== SHORT EXERCISE ==
Go through the material and tally the lines containing the string "color". Give the total alone.

━━ DATA FOR THIS EXERCISE ━━

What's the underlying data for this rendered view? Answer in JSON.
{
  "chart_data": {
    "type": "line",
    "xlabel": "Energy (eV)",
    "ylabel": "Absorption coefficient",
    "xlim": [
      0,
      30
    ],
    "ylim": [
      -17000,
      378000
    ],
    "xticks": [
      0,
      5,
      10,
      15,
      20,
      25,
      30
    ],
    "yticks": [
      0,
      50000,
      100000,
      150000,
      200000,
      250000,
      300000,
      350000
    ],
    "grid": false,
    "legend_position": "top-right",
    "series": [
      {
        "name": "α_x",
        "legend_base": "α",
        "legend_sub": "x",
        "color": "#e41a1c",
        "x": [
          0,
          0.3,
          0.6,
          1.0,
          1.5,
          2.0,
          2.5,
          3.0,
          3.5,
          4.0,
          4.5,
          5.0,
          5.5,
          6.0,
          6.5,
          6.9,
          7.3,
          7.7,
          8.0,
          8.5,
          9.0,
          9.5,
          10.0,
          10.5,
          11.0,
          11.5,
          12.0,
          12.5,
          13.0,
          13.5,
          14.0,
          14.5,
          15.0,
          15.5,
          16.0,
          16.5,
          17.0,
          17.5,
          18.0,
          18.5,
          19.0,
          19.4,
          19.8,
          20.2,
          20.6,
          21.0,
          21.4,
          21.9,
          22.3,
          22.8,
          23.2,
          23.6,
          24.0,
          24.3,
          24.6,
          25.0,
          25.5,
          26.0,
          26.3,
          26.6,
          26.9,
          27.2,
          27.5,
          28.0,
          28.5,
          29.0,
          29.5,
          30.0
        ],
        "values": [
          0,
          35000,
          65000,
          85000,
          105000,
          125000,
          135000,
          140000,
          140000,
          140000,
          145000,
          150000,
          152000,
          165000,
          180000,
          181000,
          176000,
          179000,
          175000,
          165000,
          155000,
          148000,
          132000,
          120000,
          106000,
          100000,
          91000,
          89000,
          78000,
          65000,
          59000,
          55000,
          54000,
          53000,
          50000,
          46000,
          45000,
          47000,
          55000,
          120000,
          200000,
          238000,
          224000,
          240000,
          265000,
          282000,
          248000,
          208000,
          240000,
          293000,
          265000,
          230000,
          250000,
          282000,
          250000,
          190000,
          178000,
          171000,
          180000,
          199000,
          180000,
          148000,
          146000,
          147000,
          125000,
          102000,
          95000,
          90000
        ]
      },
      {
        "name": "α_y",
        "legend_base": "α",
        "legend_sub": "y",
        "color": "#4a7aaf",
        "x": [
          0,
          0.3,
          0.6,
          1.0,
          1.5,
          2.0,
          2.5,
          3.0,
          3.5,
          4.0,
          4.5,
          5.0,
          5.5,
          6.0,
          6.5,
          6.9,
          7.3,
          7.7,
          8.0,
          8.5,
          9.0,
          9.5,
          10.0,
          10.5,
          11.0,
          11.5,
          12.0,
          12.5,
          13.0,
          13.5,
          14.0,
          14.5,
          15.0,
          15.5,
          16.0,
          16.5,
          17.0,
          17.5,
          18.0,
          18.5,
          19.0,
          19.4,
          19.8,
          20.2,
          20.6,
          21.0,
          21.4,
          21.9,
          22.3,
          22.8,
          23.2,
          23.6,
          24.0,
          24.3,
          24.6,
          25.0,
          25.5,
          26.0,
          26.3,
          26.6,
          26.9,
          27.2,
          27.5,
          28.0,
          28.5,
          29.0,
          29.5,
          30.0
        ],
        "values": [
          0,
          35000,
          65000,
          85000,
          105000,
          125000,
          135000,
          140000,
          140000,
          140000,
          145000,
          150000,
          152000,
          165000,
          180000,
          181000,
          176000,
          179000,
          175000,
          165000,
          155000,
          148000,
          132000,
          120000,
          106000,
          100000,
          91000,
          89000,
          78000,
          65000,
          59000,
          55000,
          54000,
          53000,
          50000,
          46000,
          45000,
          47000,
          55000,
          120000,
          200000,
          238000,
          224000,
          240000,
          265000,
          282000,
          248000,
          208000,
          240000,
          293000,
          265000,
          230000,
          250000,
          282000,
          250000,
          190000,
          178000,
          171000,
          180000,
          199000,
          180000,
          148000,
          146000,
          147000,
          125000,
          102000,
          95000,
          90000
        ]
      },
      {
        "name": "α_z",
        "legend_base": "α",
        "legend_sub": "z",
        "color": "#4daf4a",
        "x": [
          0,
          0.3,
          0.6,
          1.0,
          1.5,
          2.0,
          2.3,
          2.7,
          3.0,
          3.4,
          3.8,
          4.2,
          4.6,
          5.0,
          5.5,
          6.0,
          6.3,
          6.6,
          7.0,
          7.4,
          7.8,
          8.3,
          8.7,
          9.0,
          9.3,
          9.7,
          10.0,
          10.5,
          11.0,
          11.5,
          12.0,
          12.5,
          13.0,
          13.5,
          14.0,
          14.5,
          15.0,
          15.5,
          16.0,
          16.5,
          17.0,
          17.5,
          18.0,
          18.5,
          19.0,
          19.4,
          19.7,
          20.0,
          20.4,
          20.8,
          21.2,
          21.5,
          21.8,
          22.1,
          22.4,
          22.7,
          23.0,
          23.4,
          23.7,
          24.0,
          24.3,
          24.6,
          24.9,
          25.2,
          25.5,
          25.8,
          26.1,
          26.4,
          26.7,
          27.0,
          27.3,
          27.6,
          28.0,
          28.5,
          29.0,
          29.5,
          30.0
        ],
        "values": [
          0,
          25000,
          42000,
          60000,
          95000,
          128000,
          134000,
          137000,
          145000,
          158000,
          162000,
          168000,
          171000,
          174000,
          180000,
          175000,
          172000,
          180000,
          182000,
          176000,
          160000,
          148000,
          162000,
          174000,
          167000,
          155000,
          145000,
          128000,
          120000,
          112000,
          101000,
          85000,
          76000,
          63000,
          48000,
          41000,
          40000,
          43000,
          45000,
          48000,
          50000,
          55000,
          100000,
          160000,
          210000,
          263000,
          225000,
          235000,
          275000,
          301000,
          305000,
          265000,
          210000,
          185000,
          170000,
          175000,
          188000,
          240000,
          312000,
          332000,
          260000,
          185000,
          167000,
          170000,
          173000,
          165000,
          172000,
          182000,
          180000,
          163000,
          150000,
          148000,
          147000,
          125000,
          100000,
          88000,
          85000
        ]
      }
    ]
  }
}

━━━

== EXPECTED ANSWER ==
3